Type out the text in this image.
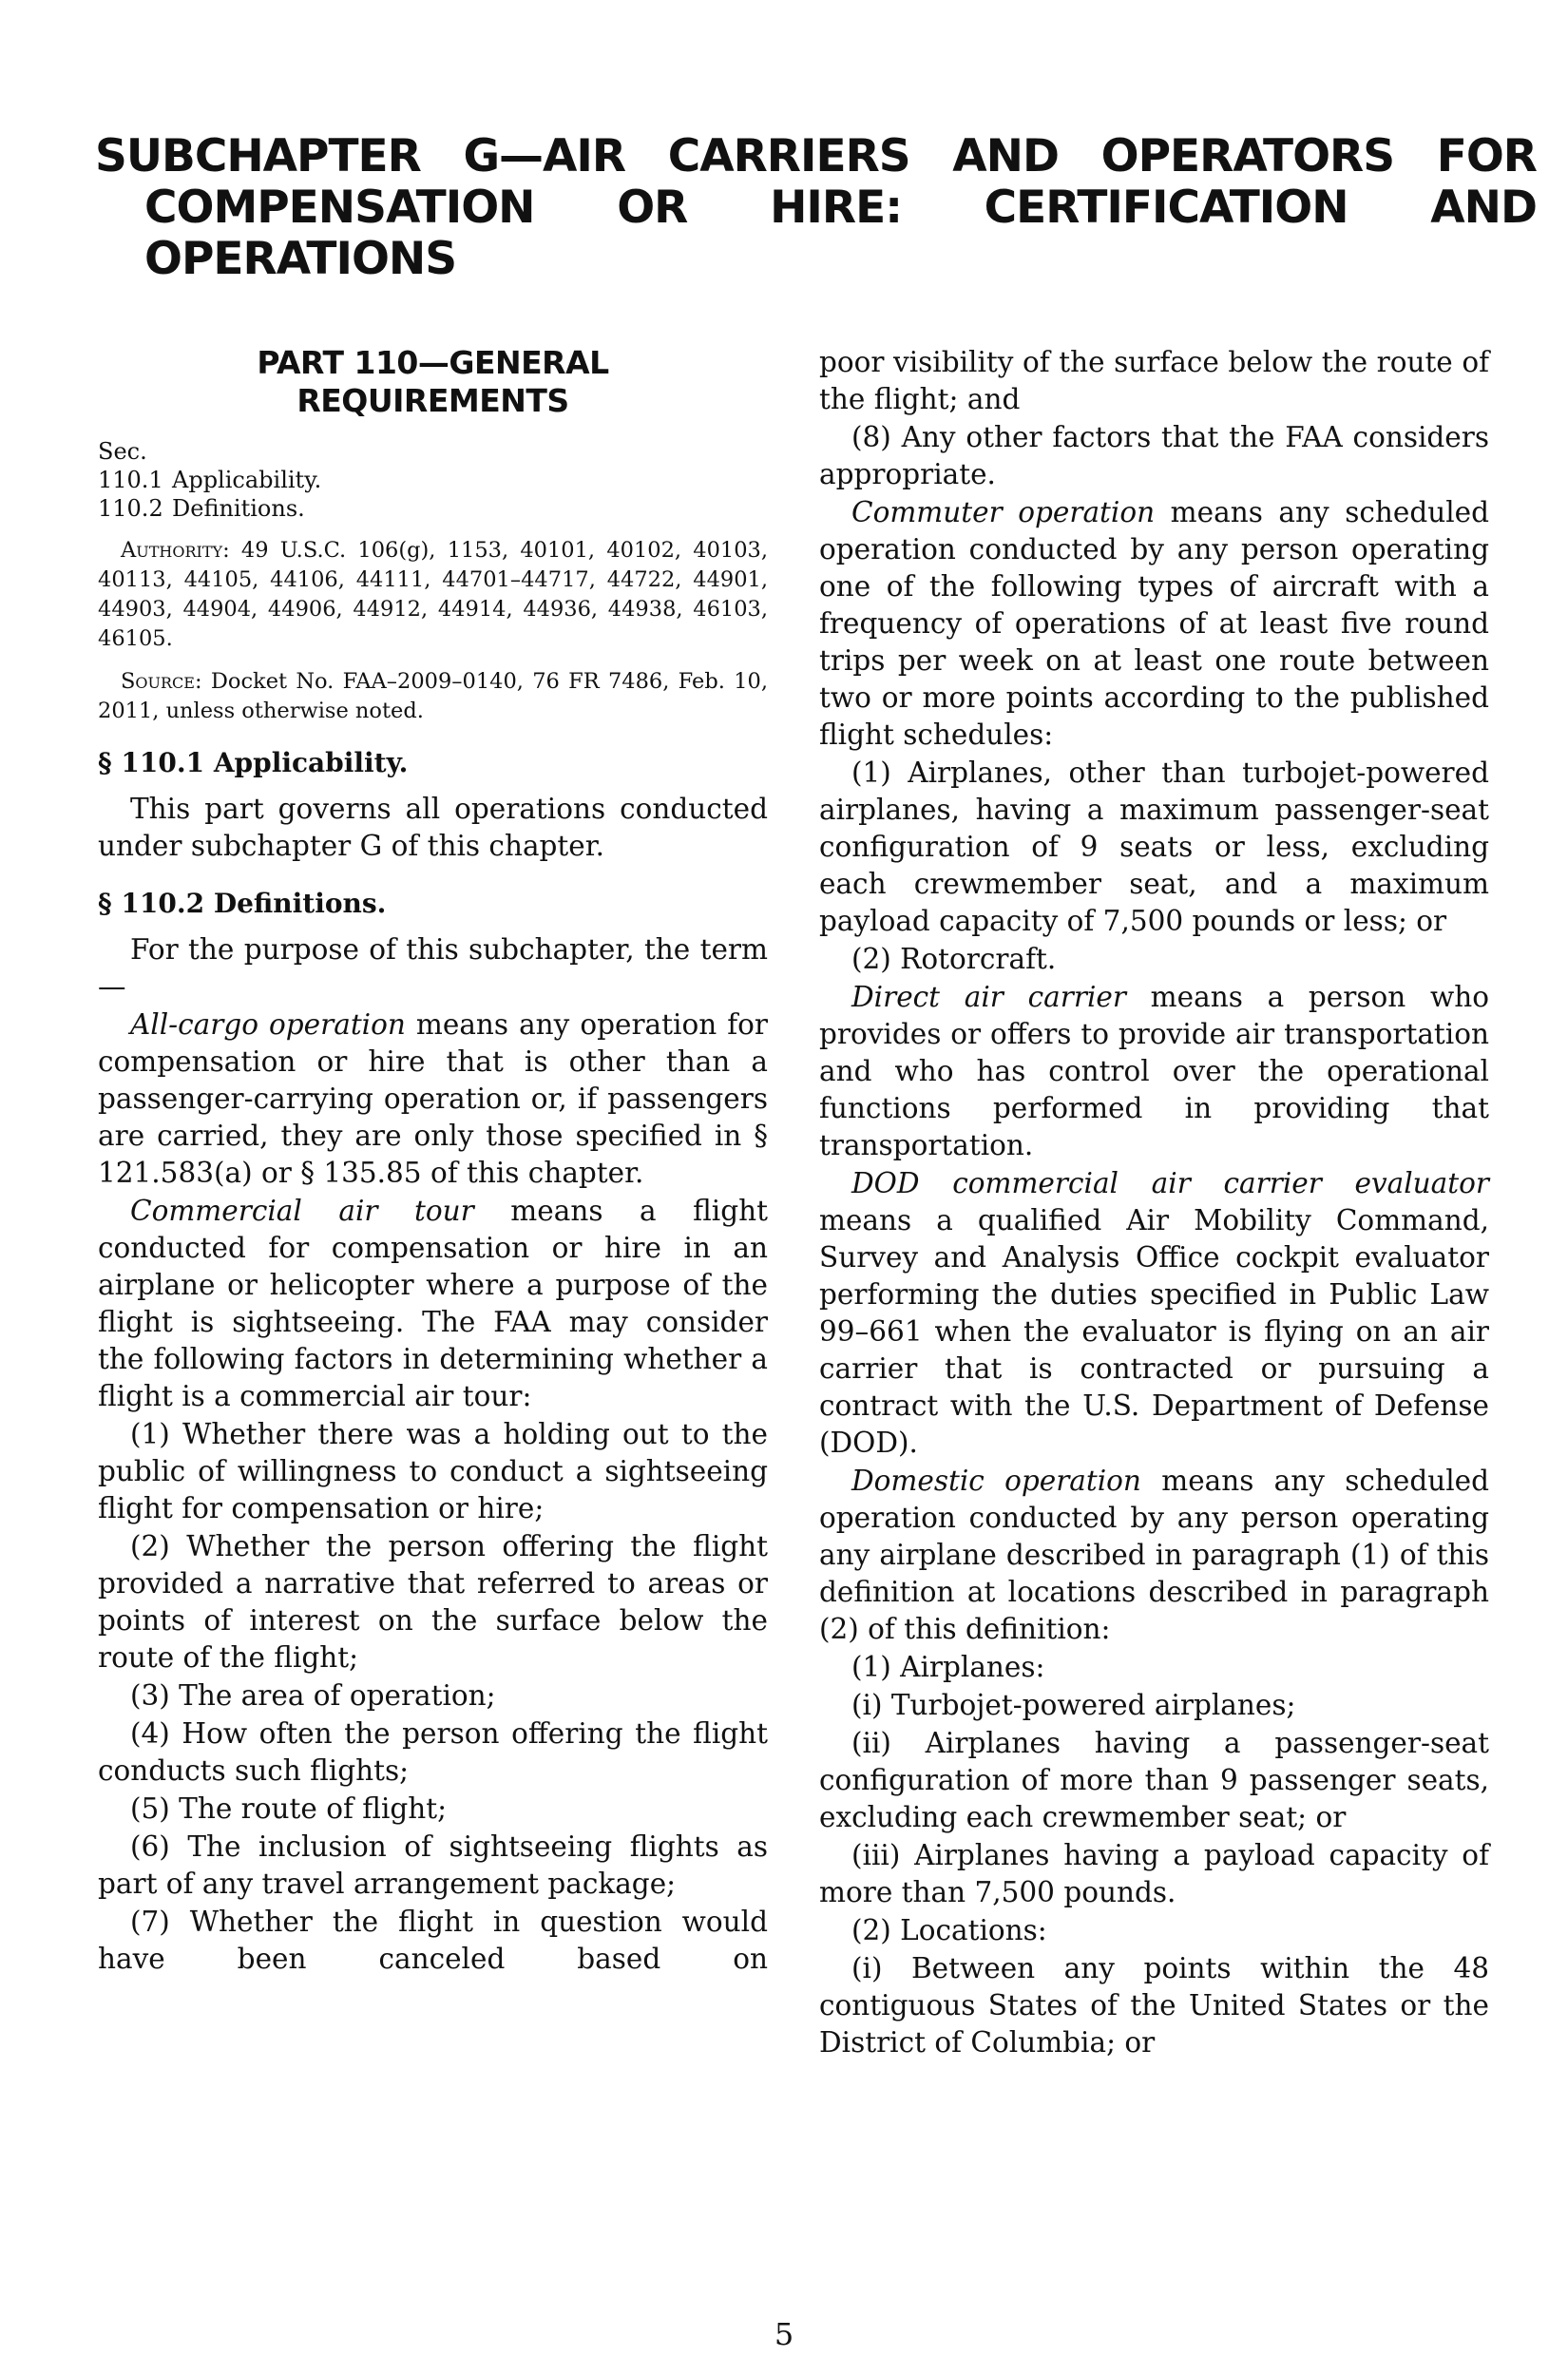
SUBCHAPTER G—AIR CARRIERS AND OPERATORS FOR COMPENSATION OR HIRE: CERTIFICATION AND OPERATIONS
PART 110—GENERAL REQUIREMENTS

Sec.

110.1 Applicability.

110.2 Definitions.

Authority: 49 U.S.C. 106(g), 1153, 40101, 40102, 40103, 40113, 44105, 44106, 44111, 44701–44717, 44722, 44901, 44903, 44904, 44906, 44912, 44914, 44936, 44938, 46103, 46105.

Source: Docket No. FAA–2009–0140, 76 FR 7486, Feb. 10, 2011, unless otherwise noted.

§ 110.1 Applicability.

This part governs all operations conducted under subchapter G of this chapter.

§ 110.2 Definitions.

For the purpose of this subchapter, the term—

All-cargo operation means any operation for compensation or hire that is other than a passenger-carrying operation or, if passengers are carried, they are only those specified in § 121.583(a) or § 135.85 of this chapter.

Commercial air tour means a flight conducted for compensation or hire in an airplane or helicopter where a purpose of the flight is sightseeing. The FAA may consider the following factors in determining whether a flight is a commercial air tour:

(1) Whether there was a holding out to the public of willingness to conduct a sightseeing flight for compensation or hire;

(2) Whether the person offering the flight provided a narrative that referred to areas or points of interest on the surface below the route of the flight;

(3) The area of operation;

(4) How often the person offering the flight conducts such flights;

(5) The route of flight;

(6) The inclusion of sightseeing flights as part of any travel arrangement package;

(7) Whether the flight in question would have been canceled based on

poor visibility of the surface below the route of the flight; and

(8) Any other factors that the FAA considers appropriate.

Commuter operation means any scheduled operation conducted by any person operating one of the following types of aircraft with a frequency of operations of at least five round trips per week on at least one route between two or more points according to the published flight schedules:

(1) Airplanes, other than turbojet-powered airplanes, having a maximum passenger-seat configuration of 9 seats or less, excluding each crewmember seat, and a maximum payload capacity of 7,500 pounds or less; or

(2) Rotorcraft.

Direct air carrier means a person who provides or offers to provide air transportation and who has control over the operational functions performed in providing that transportation.

DOD commercial air carrier evaluator means a qualified Air Mobility Command, Survey and Analysis Office cockpit evaluator performing the duties specified in Public Law 99–661 when the evaluator is flying on an air carrier that is contracted or pursuing a contract with the U.S. Department of Defense (DOD).

Domestic operation means any scheduled operation conducted by any person operating any airplane described in paragraph (1) of this definition at locations described in paragraph (2) of this definition:

(1) Airplanes:

(i) Turbojet-powered airplanes;

(ii) Airplanes having a passenger-seat configuration of more than 9 passenger seats, excluding each crewmember seat; or

(iii) Airplanes having a payload capacity of more than 7,500 pounds.

(2) Locations:

(i) Between any points within the 48 contiguous States of the United States or the District of Columbia; or

5
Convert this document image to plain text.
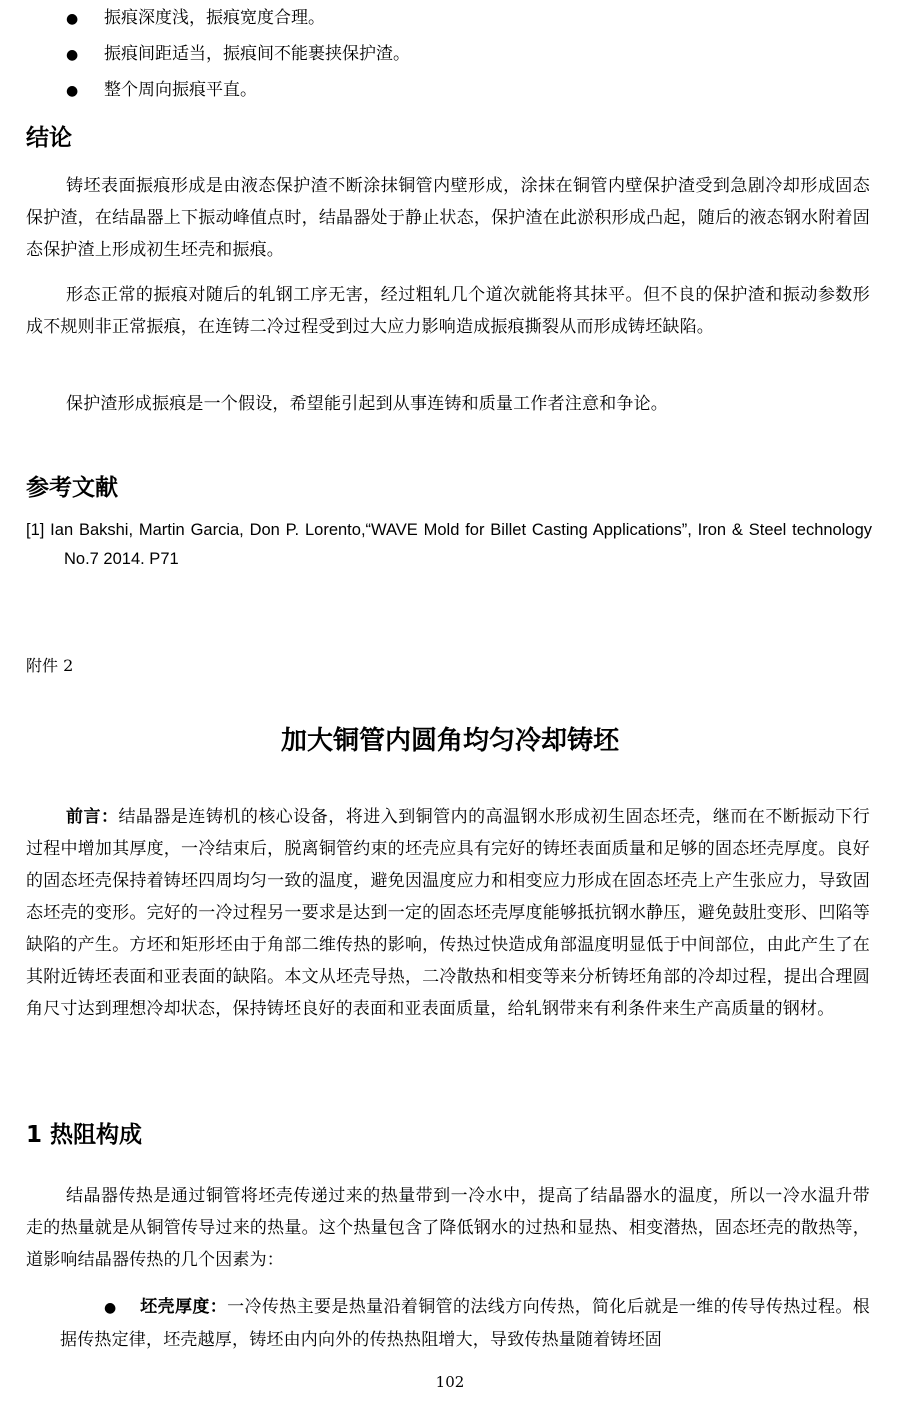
● 振痕深度浅，振痕宽度合理。
● 振痕间距适当，振痕间不能裹挟保护渣。
● 整个周向振痕平直。
结论
铸坯表面振痕形成是由液态保护渣不断涂抹铜管内壁形成，涂抹在铜管内壁保护渣受到急剧冷却形成固态保护渣，在结晶器上下振动峰值点时，结晶器处于静止状态，保护渣在此淤积形成凸起，随后的液态钢水附着固态保护渣上形成初生坯壳和振痕。
形态正常的振痕对随后的轧钢工序无害，经过粗轧几个道次就能将其抹平。但不良的保护渣和振动参数形成不规则非正常振痕，在连铸二冷过程受到过大应力影响造成振痕撕裂从而形成铸坯缺陷。
保护渣形成振痕是一个假设，希望能引起到从事连铸和质量工作者注意和争论。
参考文献
[1] Ian Bakshi, Martin Garcia, Don P. Lorento,“WAVE Mold for Billet Casting Applications”, Iron & Steel technology No.7 2014. P71
附件 2
加大铜管内圆角均匀冷却铸坯
前言：结晶器是连铸机的核心设备，将进入到铜管内的高温钢水形成初生固态坯壳，继而在不断振动下行过程中增加其厚度，一冷结束后，脱离铜管约束的坯壳应具有完好的铸坯表面质量和足够的固态坯壳厚度。良好的固态坯壳保持着铸坯四周均匀一致的温度，避免因温度应力和相变应力形成在固态坯壳上产生张应力，导致固态坯壳的变形。完好的一冷过程另一要求是达到一定的固态坯壳厚度能够抵抗钢水静压，避免鼓肚变形、凹陷等缺陷的产生。方坯和矩形坯由于角部二维传热的影响，传热过快造成角部温度明显低于中间部位，由此产生了在其附近铸坯表面和亚表面的缺陷。本文从坯壳导热，二冷散热和相变等来分析铸坯角部的冷却过程，提出合理圆角尺寸达到理想冷却状态，保持铸坯良好的表面和亚表面质量，给轧钢带来有利条件来生产高质量的钢材。
1 热阻构成
结晶器传热是通过铜管将坯壳传递过来的热量带到一冷水中，提高了结晶器水的温度，所以一冷水温升带走的热量就是从铜管传导过来的热量。这个热量包含了降低钢水的过热和显热、相变潜热，固态坯壳的散热等，道影响结晶器传热的几个因素为：
● 坯壳厚度：一冷传热主要是热量沿着铜管的法线方向传热，简化后就是一维的传导传热过程。根据传热定律，坯壳越厚，铸坯由内向外的传热热阻增大，导致传热量随着铸坯固
102
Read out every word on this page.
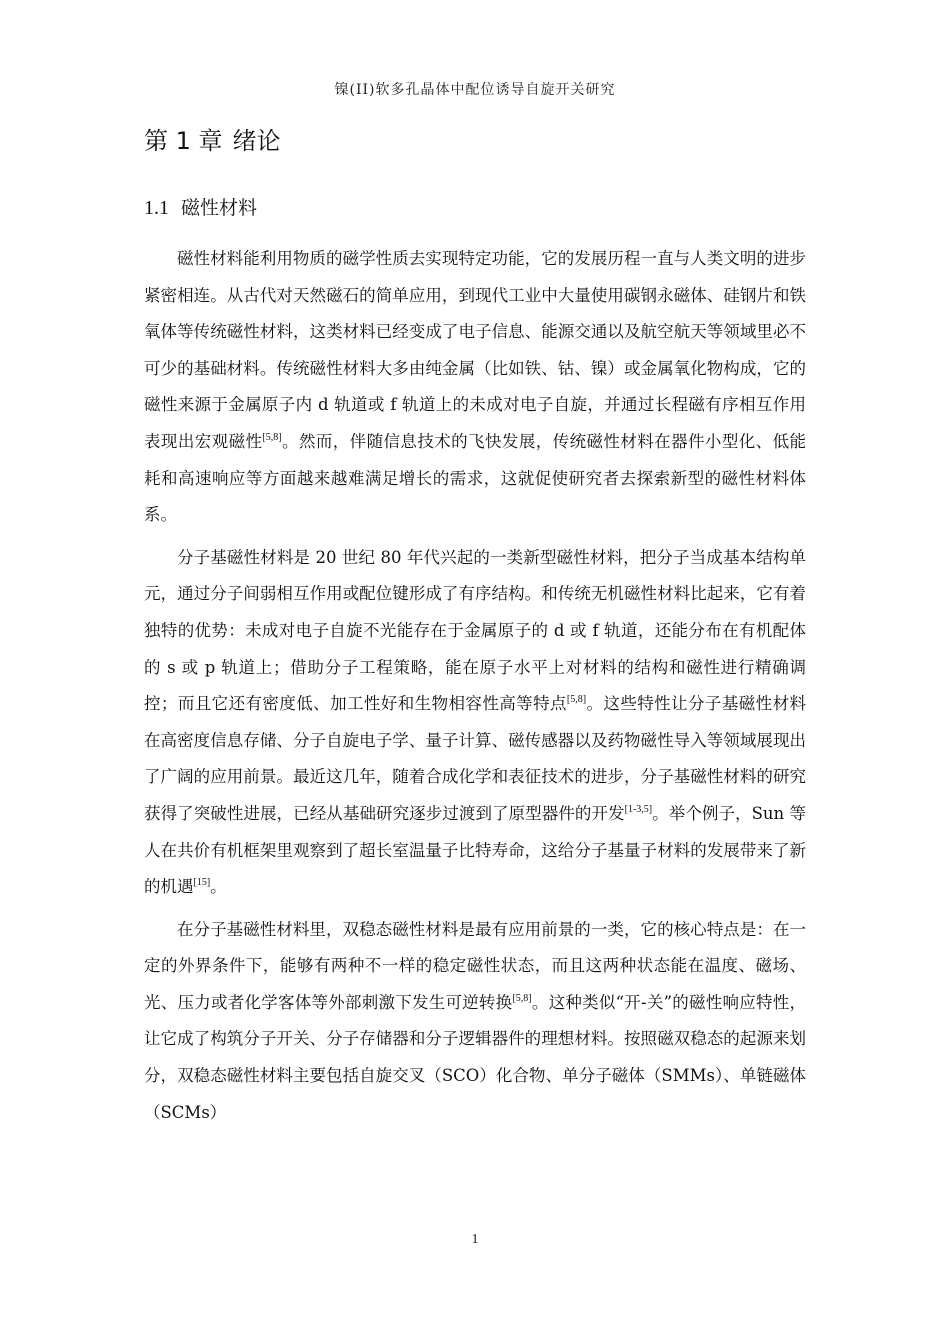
镍(II)软多孔晶体中配位诱导自旋开关研究
第 1 章 绪论
1.1 磁性材料

磁性材料能利用物质的磁学性质去实现特定功能，它的发展历程一直与人类文明的进步紧密相连。从古代对天然磁石的简单应用，到现代工业中大量使用碳钢永磁体、硅钢片和铁氧体等传统磁性材料，这类材料已经变成了电子信息、能源交通以及航空航天等领域里必不可少的基础材料。传统磁性材料大多由纯金属（比如铁、钴、镍）或金属氧化物构成，它的磁性来源于金属原子内 d 轨道或 f 轨道上的未成对电子自旋，并通过长程磁有序相互作用表现出宏观磁性[5,8]。然而，伴随信息技术的飞快发展，传统磁性材料在器件小型化、低能耗和高速响应等方面越来越难满足增长的需求，这就促使研究者去探索新型的磁性材料体系。

分子基磁性材料是 20 世纪 80 年代兴起的一类新型磁性材料，把分子当成基本结构单元，通过分子间弱相互作用或配位键形成了有序结构。和传统无机磁性材料比起来，它有着独特的优势：未成对电子自旋不光能存在于金属原子的 d 或 f 轨道，还能分布在有机配体的 s 或 p 轨道上；借助分子工程策略，能在原子水平上对材料的结构和磁性进行精确调控；而且它还有密度低、加工性好和生物相容性高等特点[5,8]。这些特性让分子基磁性材料在高密度信息存储、分子自旋电子学、量子计算、磁传感器以及药物磁性导入等领域展现出了广阔的应用前景。最近这几年，随着合成化学和表征技术的进步，分子基磁性材料的研究获得了突破性进展，已经从基础研究逐步过渡到了原型器件的开发[1-3,5]。举个例子，Sun 等人在共价有机框架里观察到了超长室温量子比特寿命，这给分子基量子材料的发展带来了新的机遇[15]。

在分子基磁性材料里，双稳态磁性材料是最有应用前景的一类，它的核心特点是：在一定的外界条件下，能够有两种不一样的稳定磁性状态，而且这两种状态能在温度、磁场、光、压力或者化学客体等外部刺激下发生可逆转换[5,8]。这种类似“开-关”的磁性响应特性，让它成了构筑分子开关、分子存储器和分子逻辑器件的理想材料。按照磁双稳态的起源来划分，双稳态磁性材料主要包括自旋交叉（SCO）化合物、单分子磁体（SMMs）、单链磁体（SCMs）

1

• To do: Give only the number of lines in the material above that hold the word "powered".

• The answer: 2